[STORED DATA]
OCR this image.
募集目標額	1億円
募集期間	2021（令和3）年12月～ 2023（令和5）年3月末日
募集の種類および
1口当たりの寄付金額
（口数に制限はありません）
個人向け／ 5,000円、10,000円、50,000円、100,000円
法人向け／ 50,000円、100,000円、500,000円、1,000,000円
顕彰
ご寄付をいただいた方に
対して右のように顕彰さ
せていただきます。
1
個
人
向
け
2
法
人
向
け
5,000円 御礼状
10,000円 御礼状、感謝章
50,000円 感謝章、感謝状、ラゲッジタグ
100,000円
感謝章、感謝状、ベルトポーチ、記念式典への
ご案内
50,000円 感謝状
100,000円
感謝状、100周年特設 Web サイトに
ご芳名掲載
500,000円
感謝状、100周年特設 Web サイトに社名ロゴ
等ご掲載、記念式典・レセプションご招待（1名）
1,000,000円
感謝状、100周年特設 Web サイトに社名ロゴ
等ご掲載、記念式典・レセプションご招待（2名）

[DIRECTIONS]
Of all the lines in the entries, how many contain the word "等ご掲載"? Give only the number.

[COMPLETE ANSWER]
2